- **Texto citado**
::::::

O artigo 88 do Código de Processo Civil especifica as causas em que a competência internacional é concorrente: pode essas causas também ser julgadas por Tribunais estrangeiros. A sentença proferida no estrangeiro será eficaz no território brasileiro, desde que homologada pelo STJ, e acordo com critérios vários, tais como: não ofenda a soberania brasileira, tenha sido examinada por Juiz competente, o processo não esteja viciado, transitada em julgado.

São hipóteses de competência internacional concorrente: a) se o réu estiver domiciliado no Brasil, não importando a sua nacionalidade; b) se no Brasil houver de ser cumprida a obrigação, não importa onde ela foi contraída; c) se a ação originar-se de fato ou ato ocorrido no Brasil.

O artigo 89 do Código de Processo Civil especifica as causas em que a competência dos Tribunais brasileiros é exclusiva. Sentença estrangeira proferida em tais casos não pode produzir qualquer efeito no território brasileiro; será ato sem qualquer importância. Não há como homologá-la no Brasil. São os casos de: a) qualquer ação relativa a imóvel situado no Brasil; b) proceder a inventário e partilha de bens situados no Brasil, ainda que o autor da herança seja estrangeiro e tenha residido fora do território nacional.

A ação intentada perante Tribunal estrangeiro não induz litispendência no Brasil, salvo se a sentença estrangeira tiver sido homologada pela Justiça brasileira. Esta regra, naturalmente, só existe em função dos casos de competência concorrente, pois, dessa forma, é natural que a lei interna prefira o julgamento por nossos Tribunais. A verificação de litispendência há de ser feita pelo Juiz de primeira instância, tendo ele que examinar se a sentença proferida no estrangeiro possui certos requisitos de admissibilidade para eventual homologação.

::::::

Entradas de layout espacial:
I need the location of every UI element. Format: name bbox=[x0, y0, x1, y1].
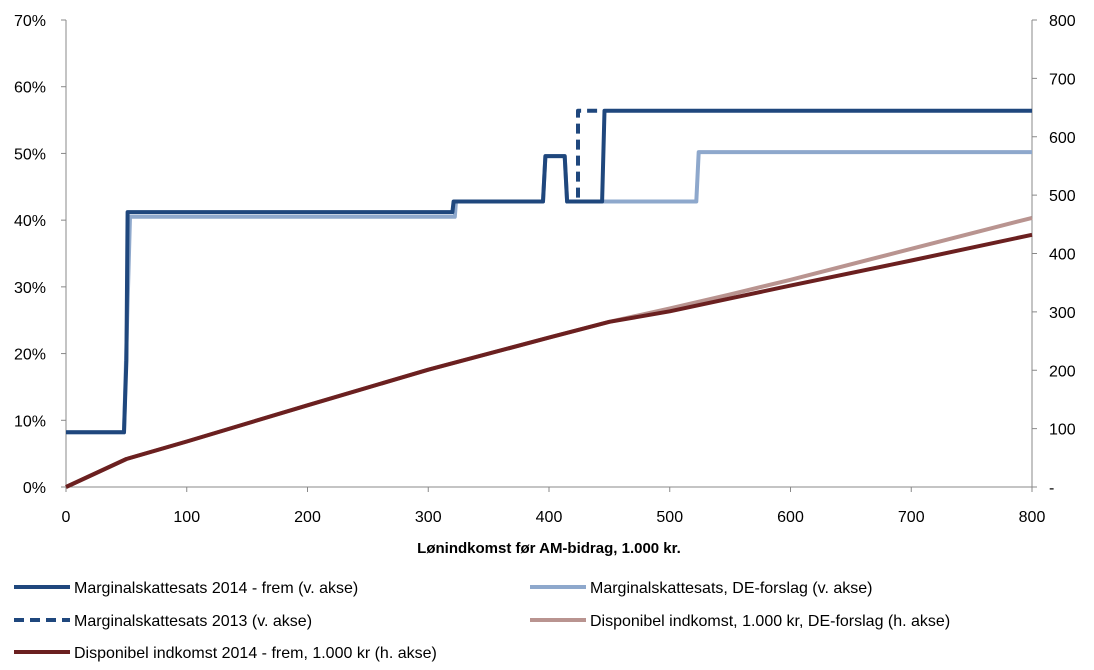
x-tick-label: 600 bbox=[777, 509, 804, 526]
legend-label: Marginalskattesats, DE-forslag (v. akse) bbox=[590, 580, 872, 597]
series-group bbox=[65, 108, 1033, 489]
y-right-tick-label: 200 bbox=[1049, 363, 1076, 380]
y-right-tick-label: 600 bbox=[1049, 130, 1076, 147]
legend-label: Disponibel indkomst, 1.000 kr, DE-forsla… bbox=[590, 613, 950, 630]
y-right-tick-label: 800 bbox=[1049, 13, 1076, 30]
x-tick-label: 300 bbox=[415, 509, 442, 526]
x-tick-label: 700 bbox=[898, 509, 925, 526]
x-tick-label: 400 bbox=[536, 509, 563, 526]
series-line-0 bbox=[66, 108, 1032, 435]
x-tick-label: 800 bbox=[1019, 509, 1046, 526]
series-line-1 bbox=[66, 150, 1032, 435]
y-left-tick-label: 20% bbox=[14, 347, 46, 364]
y-left-tick-label: 50% bbox=[14, 146, 46, 163]
series-line-2 bbox=[565, 108, 603, 204]
x-tick-label: 200 bbox=[294, 509, 321, 526]
legend-label: Disponibel indkomst 2014 - frem, 1.000 k… bbox=[74, 645, 437, 662]
series-line-4 bbox=[65, 232, 1033, 489]
y-left-tick-label: 60% bbox=[14, 80, 46, 97]
legend-label: Marginalskattesats 2013 (v. akse) bbox=[74, 613, 312, 630]
y-right-tick-label: 100 bbox=[1049, 422, 1076, 439]
y-right-tick-label: 300 bbox=[1049, 305, 1076, 322]
x-tick-label: 100 bbox=[173, 509, 200, 526]
y-right-tick-label: 400 bbox=[1049, 247, 1076, 264]
x-tick-label: 0 bbox=[62, 509, 71, 526]
y-right-tick-label: 700 bbox=[1049, 71, 1076, 88]
y-left-tick-label: 30% bbox=[14, 280, 46, 297]
y-right-tick-label: - bbox=[1049, 480, 1054, 497]
y-left-tick-label: 0% bbox=[23, 480, 46, 497]
y-left-tick-label: 40% bbox=[14, 213, 46, 230]
legend: Marginalskattesats 2014 - frem (v. akse)… bbox=[14, 580, 950, 662]
legend-label: Marginalskattesats 2014 - frem (v. akse) bbox=[74, 580, 358, 597]
series-line-3 bbox=[65, 215, 1033, 489]
y-left-tick-label: 10% bbox=[14, 413, 46, 430]
ticks: 0 100 200 300 400 500 600 700 800 0% 10% 20% 30% 40% 5… bbox=[14, 13, 1076, 526]
y-left-tick-label: 70% bbox=[14, 13, 46, 30]
x-axis-label: Lønindkomst før AM-bidrag, 1.000 kr. bbox=[417, 540, 681, 557]
x-tick-label: 500 bbox=[656, 509, 683, 526]
y-right-tick-label: 500 bbox=[1049, 188, 1076, 205]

::::::

- **Conjunto de tarefas**
[a] Conforme o texto citado, qual órgão deve homologar a sentença proferida no estrangeiro para que ela seja eficaz no território brasileiro?
[b] Reescreva em forma de lista, mantendo os fatos principais, o parágrafo do texto citado que se inicia com "O artigo 89 do Código de Processo Civil".
[c] Reproduza o trecho do texto citado que começa com "O artigo 88" e segue até "ocorrido no Brasil.", trocando "réu" por "demandado".

- **Respostas fornecidas**
[a] O STJ.

[b]
- O artigo 89 do Código de Processo Civil especifica as causas de competência exclusiva dos Tribunais brasileiros.
- Nesses casos, a sentença estrangeira não produz qualquer efeito no território brasileiro e não pode ser homologada no Brasil.
- São os casos de:
  a) qualquer ação relativa a imóvel situado no Brasil;
  b) inventário e partilha de bens situados no Brasil, ainda que o autor da herança seja estrangeiro e tenha residido fora do território nacional.

[c]
O artigo 88 do Código de Processo Civil especifica as causas em que a competência internacional é concorrente: pode essas causas também ser julgadas por Tribunais estrangeiros. A sentença proferida no estrangeiro será eficaz no território brasileiro, desde que homologada pelo STJ, e acordo com critérios vários, tais como: não ofenda a soberania brasileira, tenha sido examinada por Juiz competente, o processo não esteja viciado, transitada em julgado.

São hipóteses de competência internacional concorrente: a) se o demandado estiver domiciliado no Brasil, não importando a sua nacionalidade; b) se no Brasil houver de ser cumprida a obrigação, não importa onde ela foi contraída; c) se a ação originar-se de fato ou ato ocorrido no Brasil.